[Records from a dataset]
--

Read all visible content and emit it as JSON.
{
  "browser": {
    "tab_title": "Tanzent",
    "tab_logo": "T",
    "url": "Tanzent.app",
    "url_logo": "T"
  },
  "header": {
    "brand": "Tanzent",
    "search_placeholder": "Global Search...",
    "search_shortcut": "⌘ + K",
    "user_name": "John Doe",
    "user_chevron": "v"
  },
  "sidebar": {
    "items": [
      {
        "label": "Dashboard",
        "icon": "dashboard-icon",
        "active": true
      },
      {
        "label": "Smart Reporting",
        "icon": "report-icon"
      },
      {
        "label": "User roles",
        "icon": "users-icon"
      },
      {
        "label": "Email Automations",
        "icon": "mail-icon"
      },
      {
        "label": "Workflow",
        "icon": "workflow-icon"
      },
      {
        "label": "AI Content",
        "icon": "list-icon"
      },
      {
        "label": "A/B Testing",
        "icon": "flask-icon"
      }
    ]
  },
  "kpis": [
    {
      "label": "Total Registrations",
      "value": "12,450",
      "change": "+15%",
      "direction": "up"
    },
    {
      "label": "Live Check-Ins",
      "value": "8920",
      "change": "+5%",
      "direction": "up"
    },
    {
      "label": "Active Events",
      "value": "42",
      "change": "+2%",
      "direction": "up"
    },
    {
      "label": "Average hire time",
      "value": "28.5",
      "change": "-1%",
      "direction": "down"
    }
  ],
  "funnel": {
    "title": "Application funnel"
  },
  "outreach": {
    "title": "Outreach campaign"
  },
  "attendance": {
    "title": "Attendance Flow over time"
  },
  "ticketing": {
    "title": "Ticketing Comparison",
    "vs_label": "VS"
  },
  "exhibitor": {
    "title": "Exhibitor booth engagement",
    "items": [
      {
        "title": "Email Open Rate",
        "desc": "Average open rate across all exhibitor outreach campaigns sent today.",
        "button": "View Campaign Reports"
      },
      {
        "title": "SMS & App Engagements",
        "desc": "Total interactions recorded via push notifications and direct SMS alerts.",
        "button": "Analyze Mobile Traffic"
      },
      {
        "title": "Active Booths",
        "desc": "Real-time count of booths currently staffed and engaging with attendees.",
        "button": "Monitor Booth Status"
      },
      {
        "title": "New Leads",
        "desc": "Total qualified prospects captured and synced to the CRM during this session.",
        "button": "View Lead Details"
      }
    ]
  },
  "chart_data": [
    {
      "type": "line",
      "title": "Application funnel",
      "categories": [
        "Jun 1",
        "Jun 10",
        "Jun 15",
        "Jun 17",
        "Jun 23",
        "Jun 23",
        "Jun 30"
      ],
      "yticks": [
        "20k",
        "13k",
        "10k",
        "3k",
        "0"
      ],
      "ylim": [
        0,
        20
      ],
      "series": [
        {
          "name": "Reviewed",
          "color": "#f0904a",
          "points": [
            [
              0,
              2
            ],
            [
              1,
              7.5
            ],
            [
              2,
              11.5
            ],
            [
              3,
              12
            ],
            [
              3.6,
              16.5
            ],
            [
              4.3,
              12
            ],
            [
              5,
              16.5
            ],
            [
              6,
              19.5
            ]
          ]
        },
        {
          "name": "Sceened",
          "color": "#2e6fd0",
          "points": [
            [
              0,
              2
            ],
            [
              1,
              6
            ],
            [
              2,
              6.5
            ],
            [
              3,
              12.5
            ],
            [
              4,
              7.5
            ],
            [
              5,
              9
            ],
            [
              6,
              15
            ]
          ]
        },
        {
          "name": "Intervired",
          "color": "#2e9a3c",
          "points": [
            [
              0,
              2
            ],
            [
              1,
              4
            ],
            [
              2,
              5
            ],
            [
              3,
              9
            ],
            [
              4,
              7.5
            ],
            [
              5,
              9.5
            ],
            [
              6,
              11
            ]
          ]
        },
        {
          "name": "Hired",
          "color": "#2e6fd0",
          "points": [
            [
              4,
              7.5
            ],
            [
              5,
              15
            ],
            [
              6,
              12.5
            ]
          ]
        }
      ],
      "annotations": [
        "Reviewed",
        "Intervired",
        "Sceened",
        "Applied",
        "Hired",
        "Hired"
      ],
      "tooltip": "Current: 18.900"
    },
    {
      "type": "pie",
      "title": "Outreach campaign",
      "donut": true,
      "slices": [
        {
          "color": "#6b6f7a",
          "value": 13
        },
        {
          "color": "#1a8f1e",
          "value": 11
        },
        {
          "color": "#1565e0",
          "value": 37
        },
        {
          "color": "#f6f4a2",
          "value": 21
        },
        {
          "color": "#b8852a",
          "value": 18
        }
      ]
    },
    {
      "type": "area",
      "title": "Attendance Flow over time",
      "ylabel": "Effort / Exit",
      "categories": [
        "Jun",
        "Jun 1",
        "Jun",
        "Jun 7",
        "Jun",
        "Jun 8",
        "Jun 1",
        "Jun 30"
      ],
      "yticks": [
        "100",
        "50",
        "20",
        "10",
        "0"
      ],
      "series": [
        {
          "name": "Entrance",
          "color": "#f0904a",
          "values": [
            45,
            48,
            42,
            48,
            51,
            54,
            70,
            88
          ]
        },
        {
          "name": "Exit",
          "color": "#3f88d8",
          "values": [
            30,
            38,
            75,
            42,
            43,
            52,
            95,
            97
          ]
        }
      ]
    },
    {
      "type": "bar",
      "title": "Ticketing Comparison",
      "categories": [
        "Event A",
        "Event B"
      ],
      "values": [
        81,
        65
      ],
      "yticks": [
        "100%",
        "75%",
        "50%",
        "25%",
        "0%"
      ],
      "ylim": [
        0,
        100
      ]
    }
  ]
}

--

[Problem statement] Copy the data above in full, character for character.

[Final result]
Read all visible content and emit it as JSON.
{
  "browser": {
    "tab_title": "Tanzent",
    "tab_logo": "T",
    "url": "Tanzent.app",
    "url_logo": "T"
  },
  "header": {
    "brand": "Tanzent",
    "search_placeholder": "Global Search...",
    "search_shortcut": "⌘ + K",
    "user_name": "John Doe",
    "user_chevron": "v"
  },
  "sidebar": {
    "items": [
      {
        "label": "Dashboard",
        "icon": "dashboard-icon",
        "active": true
      },
      {
        "label": "Smart Reporting",
        "icon": "report-icon"
      },
      {
        "label": "User roles",
        "icon": "users-icon"
      },
      {
        "label": "Email Automations",
        "icon": "mail-icon"
      },
      {
        "label": "Workflow",
        "icon": "workflow-icon"
      },
      {
        "label": "AI Content",
        "icon": "list-icon"
      },
      {
        "label": "A/B Testing",
        "icon": "flask-icon"
      }
    ]
  },
  "kpis": [
    {
      "label": "Total Registrations",
      "value": "12,450",
      "change": "+15%",
      "direction": "up"
    },
    {
      "label": "Live Check-Ins",
      "value": "8920",
      "change": "+5%",
      "direction": "up"
    },
    {
      "label": "Active Events",
      "value": "42",
      "change": "+2%",
      "direction": "up"
    },
    {
      "label": "Average hire time",
      "value": "28.5",
      "change": "-1%",
      "direction": "down"
    }
  ],
  "funnel": {
    "title": "Application funnel"
  },
  "outreach": {
    "title": "Outreach campaign"
  },
  "attendance": {
    "title": "Attendance Flow over time"
  },
  "ticketing": {
    "title": "Ticketing Comparison",
    "vs_label": "VS"
  },
  "exhibitor": {
    "title": "Exhibitor booth engagement",
    "items": [
      {
        "title": "Email Open Rate",
        "desc": "Average open rate across all exhibitor outreach campaigns sent today.",
        "button": "View Campaign Reports"
      },
      {
        "title": "SMS & App Engagements",
        "desc": "Total interactions recorded via push notifications and direct SMS alerts.",
        "button": "Analyze Mobile Traffic"
      },
      {
        "title": "Active Booths",
        "desc": "Real-time count of booths currently staffed and engaging with attendees.",
        "button": "Monitor Booth Status"
      },
      {
        "title": "New Leads",
        "desc": "Total qualified prospects captured and synced to the CRM during this session.",
        "button": "View Lead Details"
      }
    ]
  },
  "chart_data": [
    {
      "type": "line",
      "title": "Application funnel",
      "categories": [
        "Jun 1",
        "Jun 10",
        "Jun 15",
        "Jun 17",
        "Jun 23",
        "Jun 23",
        "Jun 30"
      ],
      "yticks": [
        "20k",
        "13k",
        "10k",
        "3k",
        "0"
      ],
      "ylim": [
        0,
        20
      ],
      "series": [
        {
          "name": "Reviewed",
          "color": "#f0904a",
          "points": [
            [
              0,
              2
            ],
            [
              1,
              7.5
            ],
            [
              2,
              11.5
            ],
            [
              3,
              12
            ],
            [
              3.6,
              16.5
            ],
            [
              4.3,
              12
            ],
            [
              5,
              16.5
            ],
            [
              6,
              19.5
            ]
          ]
        },
        {
          "name": "Sceened",
          "color": "#2e6fd0",
          "points": [
            [
              0,
              2
            ],
            [
              1,
              6
            ],
            [
              2,
              6.5
            ],
            [
              3,
              12.5
            ],
            [
              4,
              7.5
            ],
            [
              5,
              9
            ],
            [
              6,
              15
            ]
          ]
        },
        {
          "name": "Intervired",
          "color": "#2e9a3c",
          "points": [
            [
              0,
              2
            ],
            [
              1,
              4
            ],
            [
              2,
              5
            ],
            [
              3,
              9
            ],
            [
              4,
              7.5
            ],
            [
              5,
              9.5
            ],
            [
              6,
              11
            ]
          ]
        },
        {
          "name": "Hired",
          "color": "#2e6fd0",
          "points": [
            [
              4,
              7.5
            ],
            [
              5,
              15
            ],
            [
              6,
              12.5
            ]
          ]
        }
      ],
      "annotations": [
        "Reviewed",
        "Intervired",
        "Sceened",
        "Applied",
        "Hired",
        "Hired"
      ],
      "tooltip": "Current: 18.900"
    },
    {
      "type": "pie",
      "title": "Outreach campaign",
      "donut": true,
      "slices": [
        {
          "color": "#6b6f7a",
          "value": 13
        },
        {
          "color": "#1a8f1e",
          "value": 11
        },
        {
          "color": "#1565e0",
          "value": 37
        },
        {
          "color": "#f6f4a2",
          "value": 21
        },
        {
          "color": "#b8852a",
          "value": 18
        }
      ]
    },
    {
      "type": "area",
      "title": "Attendance Flow over time",
      "ylabel": "Effort / Exit",
      "categories": [
        "Jun",
        "Jun 1",
        "Jun",
        "Jun 7",
        "Jun",
        "Jun 8",
        "Jun 1",
        "Jun 30"
      ],
      "yticks": [
        "100",
        "50",
        "20",
        "10",
        "0"
      ],
      "series": [
        {
          "name": "Entrance",
          "color": "#f0904a",
          "values": [
            45,
            48,
            42,
            48,
            51,
            54,
            70,
            88
          ]
        },
        {
          "name": "Exit",
          "color": "#3f88d8",
          "values": [
            30,
            38,
            75,
            42,
            43,
            52,
            95,
            97
          ]
        }
      ]
    },
    {
      "type": "bar",
      "title": "Ticketing Comparison",
      "categories": [
        "Event A",
        "Event B"
      ],
      "values": [
        81,
        65
      ],
      "yticks": [
        "100%",
        "75%",
        "50%",
        "25%",
        "0%"
      ],
      "ylim": [
        0,
        100
      ]
    }
  ]
}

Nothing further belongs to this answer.